:: Records provided ::

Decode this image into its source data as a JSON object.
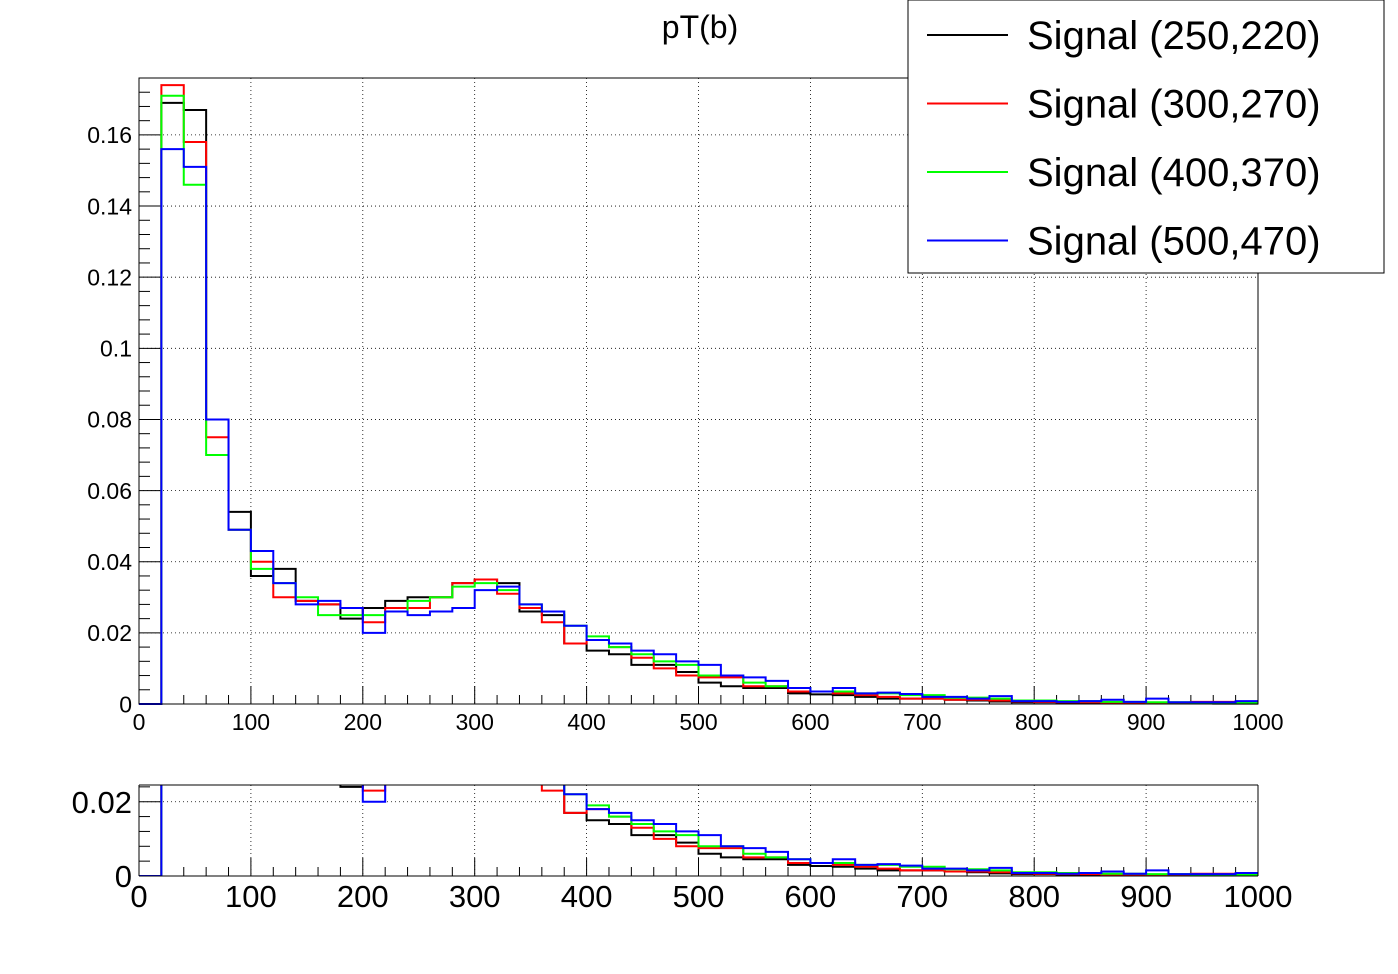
{
  "chart_data": {
    "type": "line",
    "title": "pT(b)",
    "x_range": [
      0,
      1000
    ],
    "bin_width": 20,
    "grid": true,
    "legend_position": "top-right",
    "x_ticks": [
      "0",
      "100",
      "200",
      "300",
      "400",
      "500",
      "600",
      "700",
      "800",
      "900",
      "1000"
    ],
    "main_panel": {
      "ylim": [
        0,
        0.176
      ],
      "y_ticks": [
        "0",
        "0.02",
        "0.04",
        "0.06",
        "0.08",
        "0.1",
        "0.12",
        "0.14",
        "0.16"
      ]
    },
    "lower_panel": {
      "ylim": [
        0,
        0.0245
      ],
      "y_ticks": [
        "0",
        "0.02"
      ]
    },
    "series": [
      {
        "name": "Signal (250,220)",
        "color": "#000000",
        "values": [
          0,
          0.169,
          0.167,
          0.08,
          0.054,
          0.036,
          0.038,
          0.029,
          0.028,
          0.024,
          0.027,
          0.029,
          0.03,
          0.03,
          0.034,
          0.035,
          0.034,
          0.026,
          0.025,
          0.017,
          0.015,
          0.014,
          0.011,
          0.011,
          0.009,
          0.006,
          0.005,
          0.0045,
          0.0045,
          0.003,
          0.0027,
          0.0025,
          0.002,
          0.0015,
          0.0015,
          0.0015,
          0.0012,
          0.001,
          0.0007,
          0.0005,
          0.0005,
          0.0004,
          0.0003,
          0.0003,
          0.0002,
          0.0002,
          0.0002,
          0.0002,
          0.0001,
          0.0001
        ]
      },
      {
        "name": "Signal (300,270)",
        "color": "#ff0000",
        "values": [
          0,
          0.174,
          0.158,
          0.075,
          0.049,
          0.04,
          0.03,
          0.029,
          0.028,
          0.027,
          0.023,
          0.027,
          0.027,
          0.03,
          0.034,
          0.035,
          0.031,
          0.027,
          0.023,
          0.017,
          0.018,
          0.016,
          0.013,
          0.01,
          0.008,
          0.0075,
          0.0075,
          0.005,
          0.005,
          0.0035,
          0.0035,
          0.003,
          0.0025,
          0.002,
          0.0015,
          0.0015,
          0.0012,
          0.0012,
          0.001,
          0.0007,
          0.0006,
          0.0005,
          0.0005,
          0.0004,
          0.0004,
          0.0003,
          0.0003,
          0.0006,
          0.0006,
          0.0004
        ]
      },
      {
        "name": "Signal (400,370)",
        "color": "#00ff00",
        "values": [
          0,
          0.171,
          0.146,
          0.07,
          0.049,
          0.038,
          0.034,
          0.03,
          0.025,
          0.025,
          0.025,
          0.026,
          0.029,
          0.03,
          0.033,
          0.034,
          0.032,
          0.028,
          0.026,
          0.022,
          0.019,
          0.016,
          0.014,
          0.012,
          0.011,
          0.008,
          0.008,
          0.006,
          0.005,
          0.0045,
          0.0035,
          0.0035,
          0.003,
          0.003,
          0.0025,
          0.0025,
          0.0018,
          0.0018,
          0.0015,
          0.001,
          0.001,
          0.0008,
          0.0008,
          0.0006,
          0.0006,
          0.0005,
          0.0005,
          0.0004,
          0.0004,
          0.0003
        ]
      },
      {
        "name": "Signal (500,470)",
        "color": "#0000ff",
        "values": [
          0,
          0.156,
          0.151,
          0.08,
          0.049,
          0.043,
          0.034,
          0.028,
          0.029,
          0.027,
          0.02,
          0.026,
          0.025,
          0.026,
          0.027,
          0.032,
          0.033,
          0.028,
          0.026,
          0.022,
          0.018,
          0.017,
          0.015,
          0.014,
          0.012,
          0.011,
          0.008,
          0.0075,
          0.0065,
          0.0045,
          0.0035,
          0.0045,
          0.003,
          0.0032,
          0.0028,
          0.002,
          0.002,
          0.0015,
          0.0022,
          0.0008,
          0.0008,
          0.0006,
          0.0008,
          0.0012,
          0.0006,
          0.0015,
          0.0005,
          0.0005,
          0.0005,
          0.0008
        ]
      }
    ]
  }
}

:::

▸ Task instructions: Check each line of the records for the word "Signal" and extract those that contain it.

▸ Written solution:
        "name": "Signal (250,220)",
        "name": "Signal (300,270)",
        "name": "Signal (400,370)",
        "name": "Signal (500,470)",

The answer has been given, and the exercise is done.